Problem statement:
Which lines hold the word "this"? Copy each one.

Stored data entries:
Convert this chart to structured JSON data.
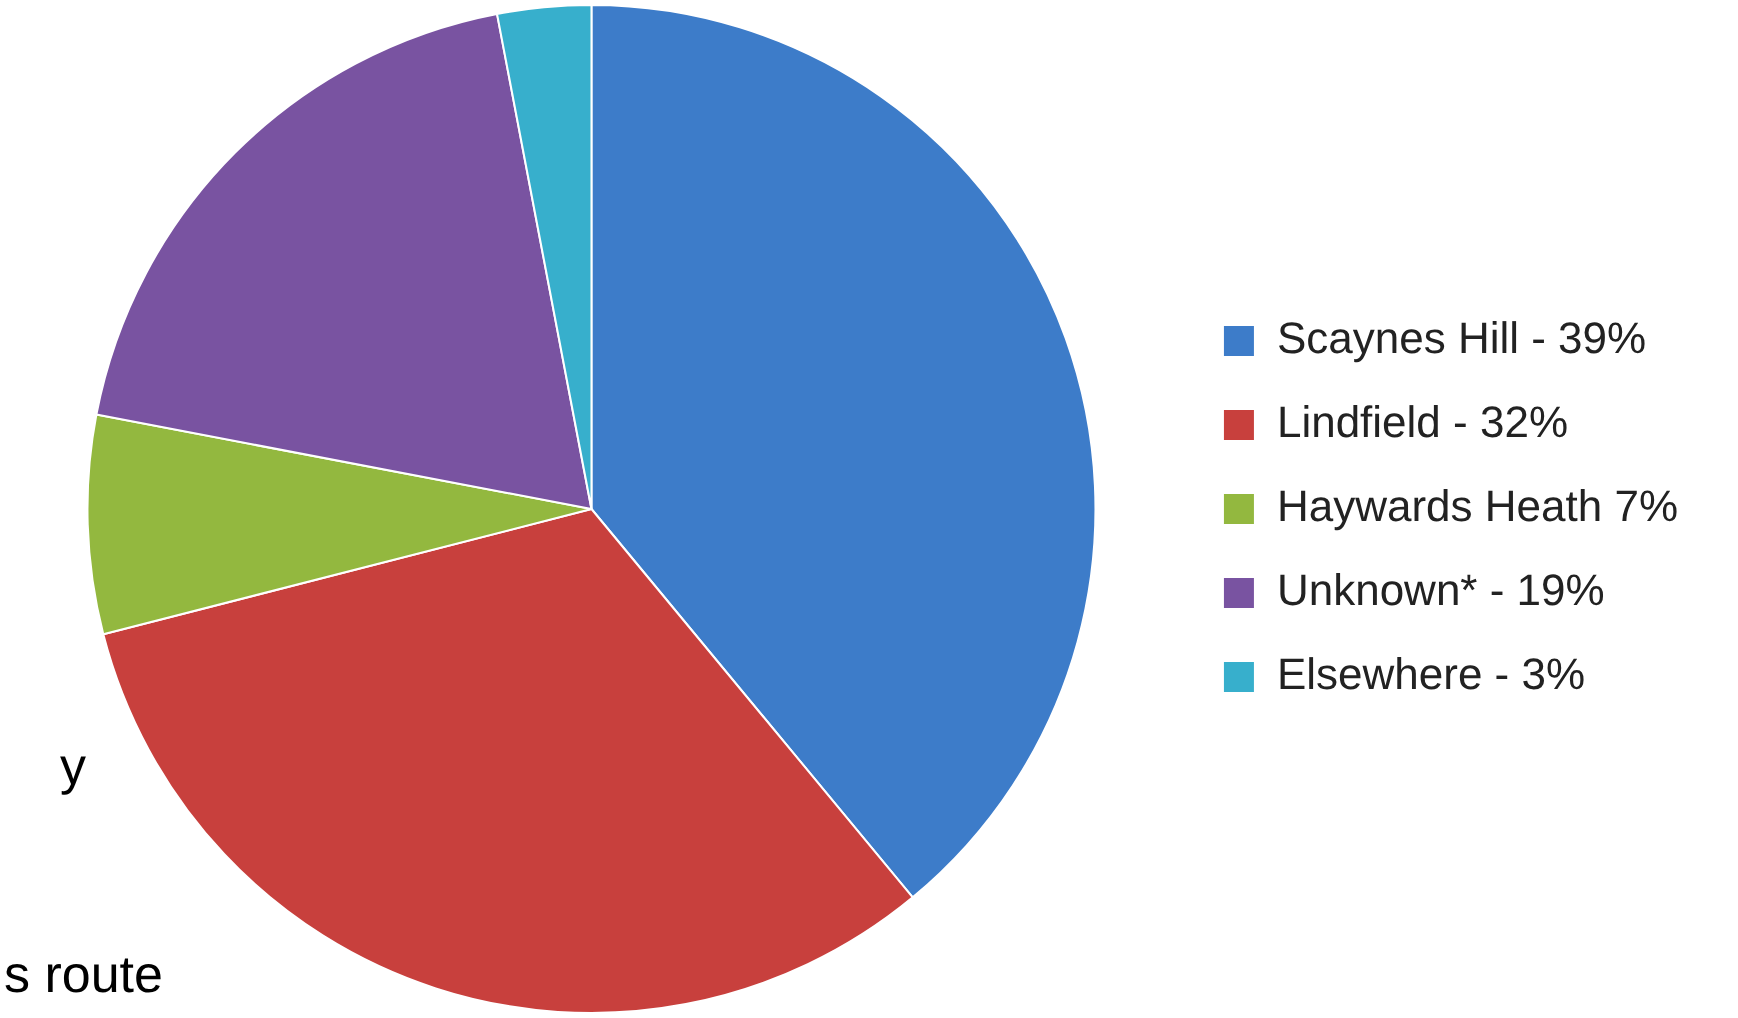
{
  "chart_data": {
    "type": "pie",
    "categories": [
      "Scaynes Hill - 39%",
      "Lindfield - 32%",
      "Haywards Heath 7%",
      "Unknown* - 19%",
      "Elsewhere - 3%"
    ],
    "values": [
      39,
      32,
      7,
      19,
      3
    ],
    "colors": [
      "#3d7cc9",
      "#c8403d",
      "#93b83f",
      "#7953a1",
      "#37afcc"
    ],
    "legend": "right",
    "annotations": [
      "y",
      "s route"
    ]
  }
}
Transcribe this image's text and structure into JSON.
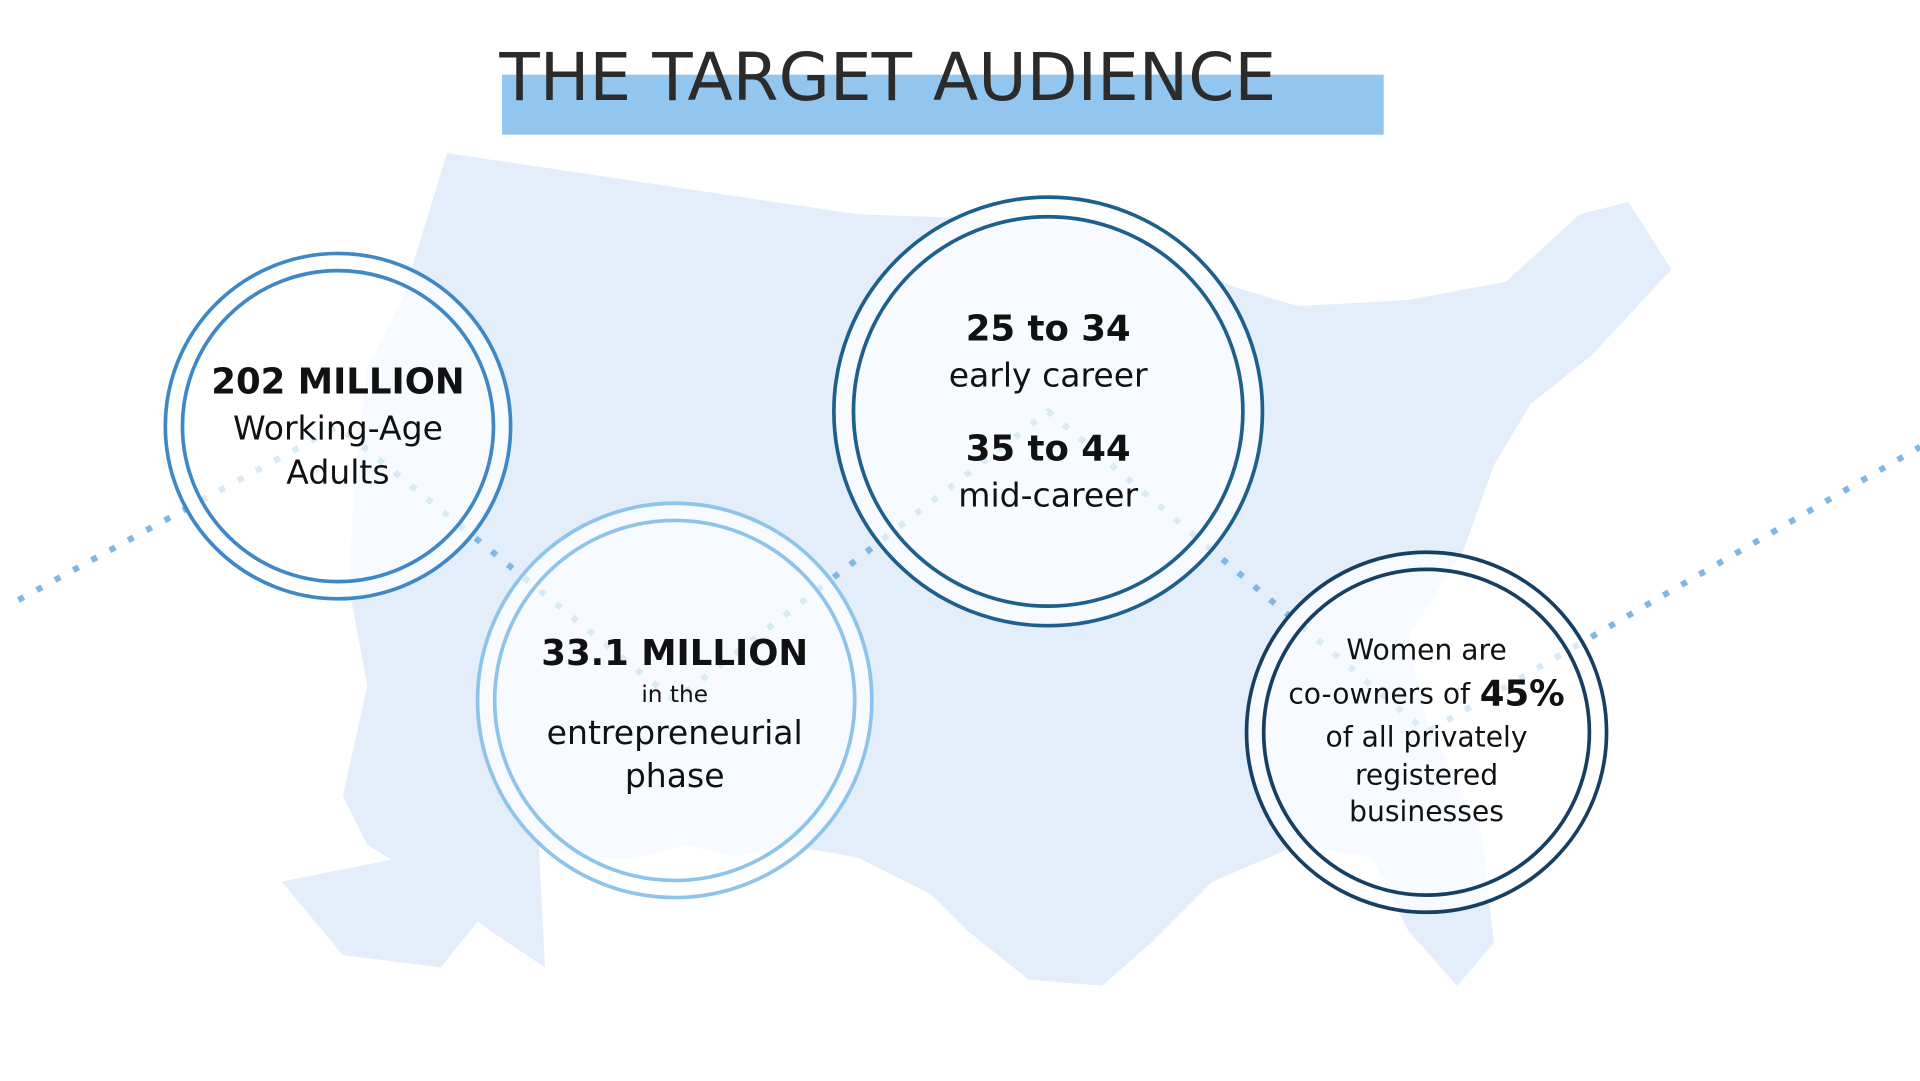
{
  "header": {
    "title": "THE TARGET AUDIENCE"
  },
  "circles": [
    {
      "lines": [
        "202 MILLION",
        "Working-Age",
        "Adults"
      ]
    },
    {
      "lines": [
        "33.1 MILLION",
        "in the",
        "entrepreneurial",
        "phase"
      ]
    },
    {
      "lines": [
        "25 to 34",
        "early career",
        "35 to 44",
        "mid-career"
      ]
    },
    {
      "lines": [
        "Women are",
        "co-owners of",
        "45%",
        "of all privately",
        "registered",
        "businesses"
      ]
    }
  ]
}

...

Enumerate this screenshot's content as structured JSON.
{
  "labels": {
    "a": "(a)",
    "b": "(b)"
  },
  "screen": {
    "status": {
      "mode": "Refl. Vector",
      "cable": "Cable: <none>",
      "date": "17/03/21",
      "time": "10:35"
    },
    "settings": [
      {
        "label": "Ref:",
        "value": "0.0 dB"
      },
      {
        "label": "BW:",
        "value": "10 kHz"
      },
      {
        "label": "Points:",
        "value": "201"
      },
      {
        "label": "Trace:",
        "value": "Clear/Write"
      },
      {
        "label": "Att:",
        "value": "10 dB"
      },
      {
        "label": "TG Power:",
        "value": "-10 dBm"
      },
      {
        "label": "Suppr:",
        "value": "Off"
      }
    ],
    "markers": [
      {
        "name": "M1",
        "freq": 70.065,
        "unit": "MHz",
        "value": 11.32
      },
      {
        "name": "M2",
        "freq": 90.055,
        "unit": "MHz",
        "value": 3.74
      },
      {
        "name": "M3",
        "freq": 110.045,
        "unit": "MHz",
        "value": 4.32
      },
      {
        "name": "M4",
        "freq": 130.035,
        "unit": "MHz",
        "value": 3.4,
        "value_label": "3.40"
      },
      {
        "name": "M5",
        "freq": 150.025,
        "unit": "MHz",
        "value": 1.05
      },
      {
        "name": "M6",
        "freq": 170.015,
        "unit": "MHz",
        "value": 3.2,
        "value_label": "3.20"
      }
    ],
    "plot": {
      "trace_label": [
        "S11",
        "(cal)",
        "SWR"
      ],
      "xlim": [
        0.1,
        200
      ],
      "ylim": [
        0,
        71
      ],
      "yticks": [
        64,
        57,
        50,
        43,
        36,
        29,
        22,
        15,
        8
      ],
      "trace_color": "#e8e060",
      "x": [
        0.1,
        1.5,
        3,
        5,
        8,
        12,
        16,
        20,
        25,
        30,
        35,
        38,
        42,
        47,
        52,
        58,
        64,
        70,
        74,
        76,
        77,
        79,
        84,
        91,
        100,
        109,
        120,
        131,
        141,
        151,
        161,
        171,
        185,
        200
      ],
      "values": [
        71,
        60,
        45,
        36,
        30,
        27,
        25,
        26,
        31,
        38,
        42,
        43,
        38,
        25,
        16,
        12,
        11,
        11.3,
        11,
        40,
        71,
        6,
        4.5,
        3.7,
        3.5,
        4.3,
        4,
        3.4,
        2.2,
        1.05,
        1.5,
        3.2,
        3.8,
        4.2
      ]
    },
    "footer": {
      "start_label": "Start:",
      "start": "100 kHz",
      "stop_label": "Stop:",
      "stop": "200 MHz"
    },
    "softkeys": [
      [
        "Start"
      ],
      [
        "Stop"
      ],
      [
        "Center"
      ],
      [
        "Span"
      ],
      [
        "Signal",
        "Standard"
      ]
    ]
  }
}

Exercise solution:
Convert this chart to structured JSON data.
Transcribe this image's text and structure into JSON.
Enumerate this screenshot's content as structured JSON.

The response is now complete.